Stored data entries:
* Begin *

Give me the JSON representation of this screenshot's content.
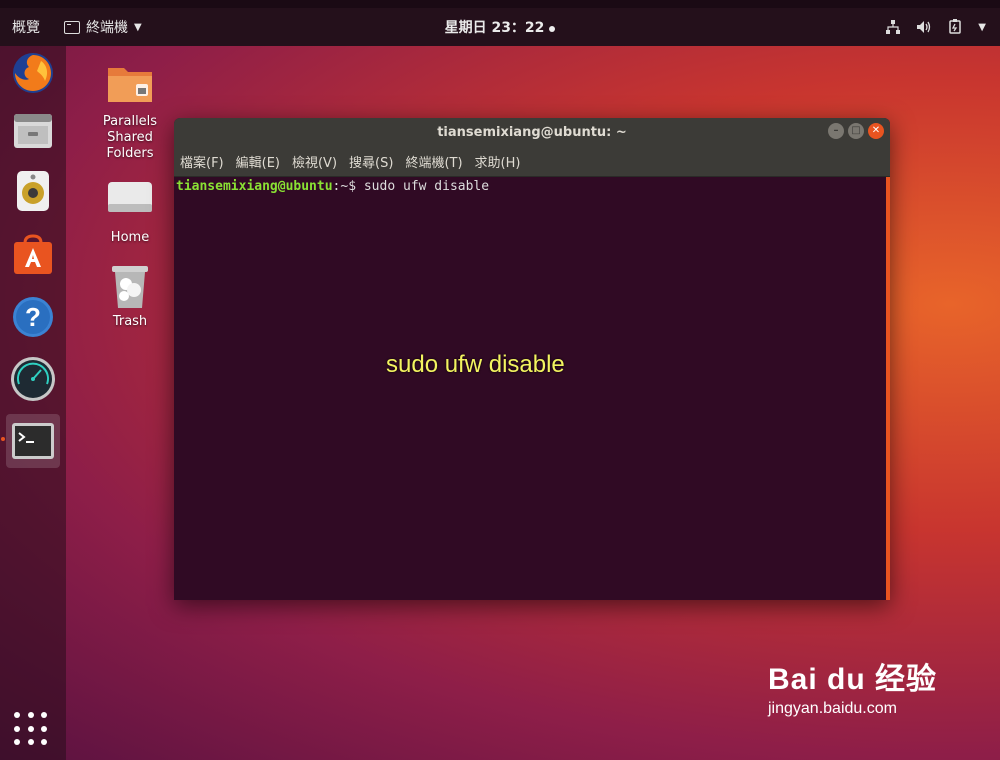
{
  "topbar": {
    "activities_label": "概覽",
    "app_menu_label": "終端機",
    "clock": "星期日 23：22",
    "icons": [
      "network-icon",
      "volume-icon",
      "power-icon",
      "chevron-down-icon"
    ]
  },
  "dock": {
    "items": [
      {
        "name": "firefox",
        "icon": "firefox-icon"
      },
      {
        "name": "files",
        "icon": "file-cabinet-icon"
      },
      {
        "name": "rhythmbox",
        "icon": "speaker-icon"
      },
      {
        "name": "software",
        "icon": "software-center-icon"
      },
      {
        "name": "help",
        "icon": "help-icon"
      },
      {
        "name": "stacer",
        "icon": "speedometer-icon"
      },
      {
        "name": "terminal",
        "icon": "terminal-icon",
        "active": true
      }
    ],
    "show_apps_icon": "apps-grid-icon"
  },
  "desktop": {
    "icons": [
      {
        "label": "Parallels Shared Folders",
        "icon": "folder-icon"
      },
      {
        "label": "Home",
        "icon": "drive-icon"
      },
      {
        "label": "Trash",
        "icon": "trash-icon"
      }
    ]
  },
  "terminal": {
    "title": "tiansemixiang@ubuntu: ~",
    "menu": [
      "檔案(F)",
      "編輯(E)",
      "檢視(V)",
      "搜尋(S)",
      "終端機(T)",
      "求助(H)"
    ],
    "prompt_user": "tiansemixiang@ubuntu",
    "prompt_path": ":~",
    "prompt_symbol": "$ ",
    "command": "sudo ufw disable",
    "caption": "sudo ufw disable"
  },
  "watermark": {
    "brand": "Bai du 经验",
    "url": "jingyan.baidu.com"
  },
  "colors": {
    "accent": "#e95420",
    "terminal_bg": "#300a24",
    "prompt_user": "#8ae234",
    "prompt_path": "#729fcf",
    "caption": "#f3f360"
  }
}
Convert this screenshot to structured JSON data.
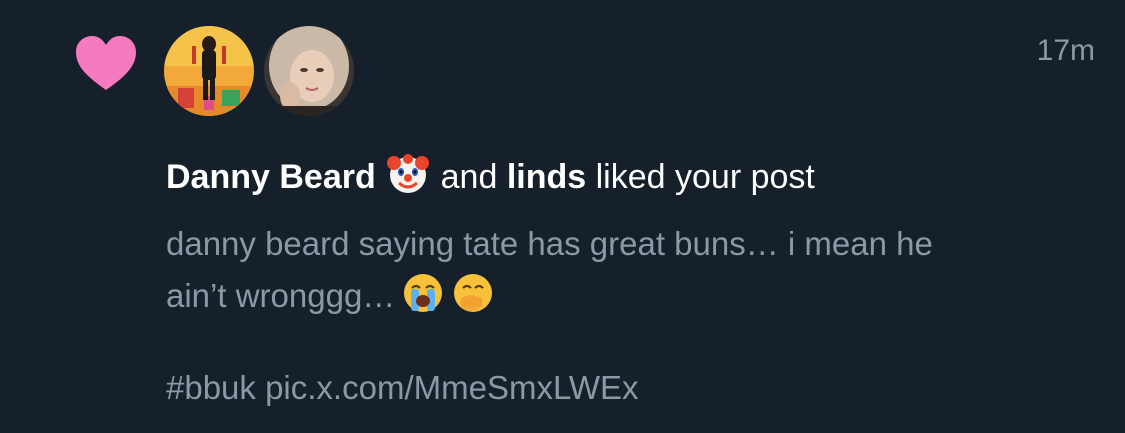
{
  "notification": {
    "timestamp": "17m",
    "user1": "Danny Beard",
    "and": "and",
    "user2": "linds",
    "action": "liked your post",
    "post_line1": "danny beard saying tate has great buns… i mean he",
    "post_line2": "ain’t wronggg…",
    "post_tags": "#bbuk pic.x.com/MmeSmxLWEx"
  },
  "colors": {
    "background": "#15202b",
    "heart": "#f57ac0",
    "secondary_text": "#8b98a5",
    "primary_text": "#ffffff"
  },
  "icons": {
    "like": "heart-icon",
    "user1_badge": "clown-emoji",
    "emoji1": "loudly-crying-emoji",
    "emoji2": "hand-over-mouth-emoji"
  }
}
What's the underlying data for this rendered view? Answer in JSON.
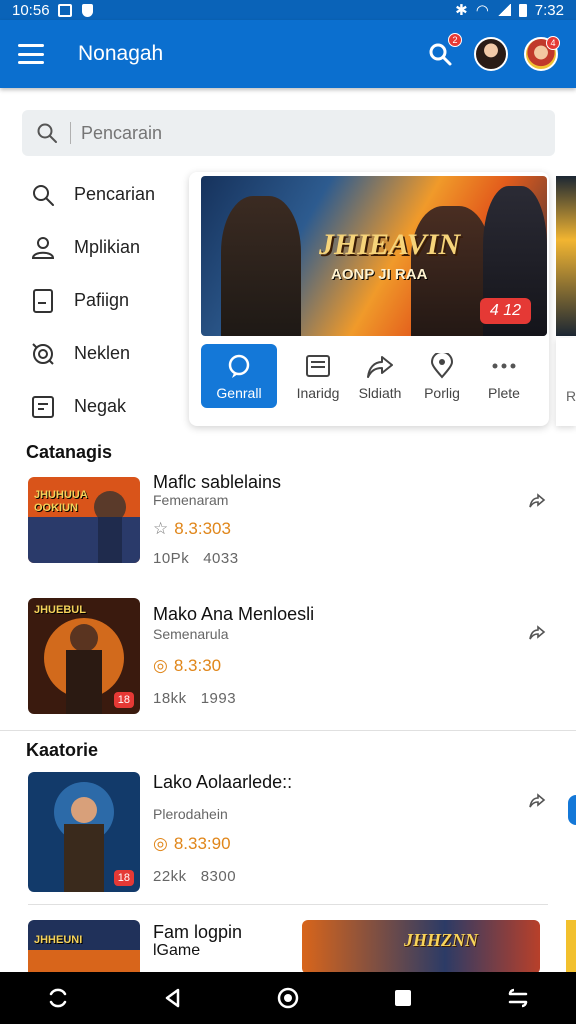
{
  "status_bar": {
    "time": "10:56",
    "clock_right": "7:32"
  },
  "app_bar": {
    "title": "Nonagah",
    "notification_badge": "2",
    "profile_badge": "4"
  },
  "search": {
    "placeholder": "Pencarain"
  },
  "side_menu": {
    "items": [
      {
        "label": "Pencarian",
        "icon": "search-icon"
      },
      {
        "label": "Mplikian",
        "icon": "users-icon"
      },
      {
        "label": "Pafiign",
        "icon": "document-icon"
      },
      {
        "label": "Neklen",
        "icon": "settings-icon"
      },
      {
        "label": "Negak",
        "icon": "list-icon"
      }
    ]
  },
  "featured": {
    "banner_title": "JHIEAVIN",
    "banner_subtitle": "AONP JI RAA",
    "banner_chip": "4 12",
    "actions": [
      {
        "label": "Genrall",
        "icon": "chat-icon"
      },
      {
        "label": "Inaridg",
        "icon": "notes-icon"
      },
      {
        "label": "Sldiath",
        "icon": "share-icon"
      },
      {
        "label": "Porlig",
        "icon": "location-icon"
      },
      {
        "label": "Plete",
        "icon": "more-icon"
      }
    ],
    "next_card_label": "R"
  },
  "sections": {
    "section1_title": "Catanagis",
    "section2_title": "Kaatorie"
  },
  "games": [
    {
      "title": "Maflc sablelains",
      "subtitle": "Femenaram",
      "rating": "8.3:303",
      "downloads": "10Pk",
      "count": "4033",
      "thumb_text": "JHUHUUA OOKIUN",
      "tag": ""
    },
    {
      "title": "Mako Ana Menloesli",
      "subtitle": "Semenarula",
      "rating": "8.3:30",
      "downloads": "18kk",
      "count": "1993",
      "thumb_text": "JHUEBUL",
      "tag": "18"
    },
    {
      "title": "Lako Aolaarlede::",
      "subtitle": "Plerodahein",
      "rating": "8.33:90",
      "downloads": "22kk",
      "count": "8300",
      "thumb_text": "",
      "tag": "18"
    },
    {
      "title": "Fam logpin",
      "subtitle": "lGame",
      "thumb_text": "JHHEUNI"
    }
  ],
  "bottom_promo": {
    "text": "JHHZNN"
  },
  "colors": {
    "app_bar": "#0b6fcf",
    "status_bar": "#0a63b8",
    "accent": "#1478d8",
    "rating": "#e0861a",
    "badge": "#e53935"
  }
}
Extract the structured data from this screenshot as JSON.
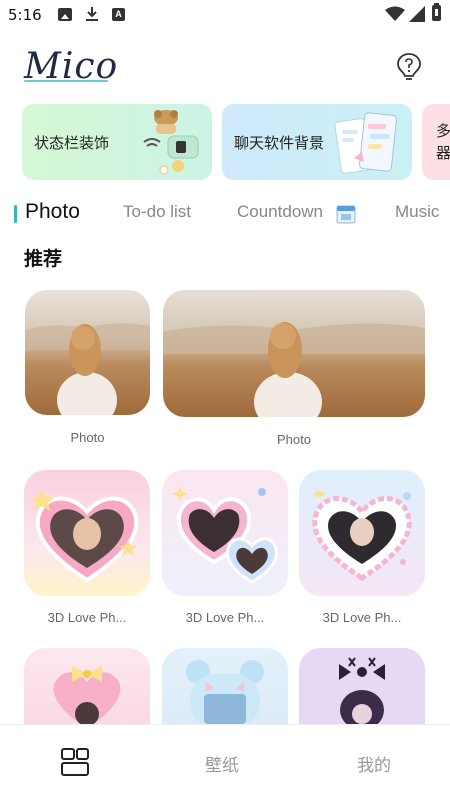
{
  "status_bar": {
    "time": "5:16",
    "a_icon_letter": "A"
  },
  "header": {
    "logo": "Mico"
  },
  "banners": [
    {
      "label": "状态栏装饰"
    },
    {
      "label": "聊天软件背景"
    },
    {
      "label": "多器"
    }
  ],
  "tabs": [
    {
      "label": "Photo",
      "active": true
    },
    {
      "label": "To-do list",
      "active": false
    },
    {
      "label": "Countdown",
      "active": false
    },
    {
      "label": "Music",
      "active": false
    }
  ],
  "section": {
    "title": "推荐"
  },
  "cards": {
    "photo_1": "Photo",
    "photo_2": "Photo",
    "love_1": "3D Love Ph...",
    "love_2": "3D Love Ph...",
    "love_3": "3D Love Ph..."
  },
  "nav": {
    "wallpaper": "壁纸",
    "mine": "我的"
  },
  "colors": {
    "accent": "#35b7c2",
    "text": "#222222",
    "muted": "#888888"
  }
}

* End *

● **WRITTEN INSTRUCTION**
Pictures stay out of the copy; please restate every record above exactly.

● **THE RESPONSE**
Give me the JSON representation of this screenshot's content.
{
  "topbar": {
    "activities_label": "概覽",
    "app_menu_label": "終端機",
    "clock": "星期日 23：22",
    "icons": [
      "network-icon",
      "volume-icon",
      "power-icon",
      "chevron-down-icon"
    ]
  },
  "dock": {
    "items": [
      {
        "name": "firefox",
        "icon": "firefox-icon"
      },
      {
        "name": "files",
        "icon": "file-cabinet-icon"
      },
      {
        "name": "rhythmbox",
        "icon": "speaker-icon"
      },
      {
        "name": "software",
        "icon": "software-center-icon"
      },
      {
        "name": "help",
        "icon": "help-icon"
      },
      {
        "name": "stacer",
        "icon": "speedometer-icon"
      },
      {
        "name": "terminal",
        "icon": "terminal-icon",
        "active": true
      }
    ],
    "show_apps_icon": "apps-grid-icon"
  },
  "desktop": {
    "icons": [
      {
        "label": "Parallels Shared Folders",
        "icon": "folder-icon"
      },
      {
        "label": "Home",
        "icon": "drive-icon"
      },
      {
        "label": "Trash",
        "icon": "trash-icon"
      }
    ]
  },
  "terminal": {
    "title": "tiansemixiang@ubuntu: ~",
    "menu": [
      "檔案(F)",
      "編輯(E)",
      "檢視(V)",
      "搜尋(S)",
      "終端機(T)",
      "求助(H)"
    ],
    "prompt_user": "tiansemixiang@ubuntu",
    "prompt_path": ":~",
    "prompt_symbol": "$ ",
    "command": "sudo ufw disable",
    "caption": "sudo ufw disable"
  },
  "watermark": {
    "brand": "Bai du 经验",
    "url": "jingyan.baidu.com"
  },
  "colors": {
    "accent": "#e95420",
    "terminal_bg": "#300a24",
    "prompt_user": "#8ae234",
    "prompt_path": "#729fcf",
    "caption": "#f3f360"
  }
}
Convert this screenshot to structured JSON data.
{
  "notification": {
    "timestamp": "17m",
    "user1": "Danny Beard",
    "and": "and",
    "user2": "linds",
    "action": "liked your post",
    "post_line1": "danny beard saying tate has great buns… i mean he",
    "post_line2": "ain’t wronggg…",
    "post_tags": "#bbuk pic.x.com/MmeSmxLWEx"
  },
  "colors": {
    "background": "#15202b",
    "heart": "#f57ac0",
    "secondary_text": "#8b98a5",
    "primary_text": "#ffffff"
  },
  "icons": {
    "like": "heart-icon",
    "user1_badge": "clown-emoji",
    "emoji1": "loudly-crying-emoji",
    "emoji2": "hand-over-mouth-emoji"
  }
}
What's the underlying data for this rendered view? Answer in JSON.
{
  "status_bar": {
    "time": "10:56",
    "clock_right": "7:32"
  },
  "app_bar": {
    "title": "Nonagah",
    "notification_badge": "2",
    "profile_badge": "4"
  },
  "search": {
    "placeholder": "Pencarain"
  },
  "side_menu": {
    "items": [
      {
        "label": "Pencarian",
        "icon": "search-icon"
      },
      {
        "label": "Mplikian",
        "icon": "users-icon"
      },
      {
        "label": "Pafiign",
        "icon": "document-icon"
      },
      {
        "label": "Neklen",
        "icon": "settings-icon"
      },
      {
        "label": "Negak",
        "icon": "list-icon"
      }
    ]
  },
  "featured": {
    "banner_title": "JHIEAVIN",
    "banner_subtitle": "AONP JI RAA",
    "banner_chip": "4 12",
    "actions": [
      {
        "label": "Genrall",
        "icon": "chat-icon"
      },
      {
        "label": "Inaridg",
        "icon": "notes-icon"
      },
      {
        "label": "Sldiath",
        "icon": "share-icon"
      },
      {
        "label": "Porlig",
        "icon": "location-icon"
      },
      {
        "label": "Plete",
        "icon": "more-icon"
      }
    ],
    "next_card_label": "R"
  },
  "sections": {
    "section1_title": "Catanagis",
    "section2_title": "Kaatorie"
  },
  "games": [
    {
      "title": "Maflc sablelains",
      "subtitle": "Femenaram",
      "rating": "8.3:303",
      "downloads": "10Pk",
      "count": "4033",
      "thumb_text": "JHUHUUA OOKIUN",
      "tag": ""
    },
    {
      "title": "Mako Ana Menloesli",
      "subtitle": "Semenarula",
      "rating": "8.3:30",
      "downloads": "18kk",
      "count": "1993",
      "thumb_text": "JHUEBUL",
      "tag": "18"
    },
    {
      "title": "Lako Aolaarlede::",
      "subtitle": "Plerodahein",
      "rating": "8.33:90",
      "downloads": "22kk",
      "count": "8300",
      "thumb_text": "",
      "tag": "18"
    },
    {
      "title": "Fam logpin",
      "subtitle": "lGame",
      "thumb_text": "JHHEUNI"
    }
  ],
  "bottom_promo": {
    "text": "JHHZNN"
  },
  "colors": {
    "app_bar": "#0b6fcf",
    "status_bar": "#0a63b8",
    "accent": "#1478d8",
    "rating": "#e0861a",
    "badge": "#e53935"
  }
}
Extract the structured data from this screenshot as JSON.
{
  "status_bar": {
    "time": "5:16",
    "a_icon_letter": "A"
  },
  "header": {
    "logo": "Mico"
  },
  "banners": [
    {
      "label": "状态栏装饰"
    },
    {
      "label": "聊天软件背景"
    },
    {
      "label": "多器"
    }
  ],
  "tabs": [
    {
      "label": "Photo",
      "active": true
    },
    {
      "label": "To-do list",
      "active": false
    },
    {
      "label": "Countdown",
      "active": false
    },
    {
      "label": "Music",
      "active": false
    }
  ],
  "section": {
    "title": "推荐"
  },
  "cards": {
    "photo_1": "Photo",
    "photo_2": "Photo",
    "love_1": "3D Love Ph...",
    "love_2": "3D Love Ph...",
    "love_3": "3D Love Ph..."
  },
  "nav": {
    "wallpaper": "壁纸",
    "mine": "我的"
  },
  "colors": {
    "accent": "#35b7c2",
    "text": "#222222",
    "muted": "#888888"
  }
}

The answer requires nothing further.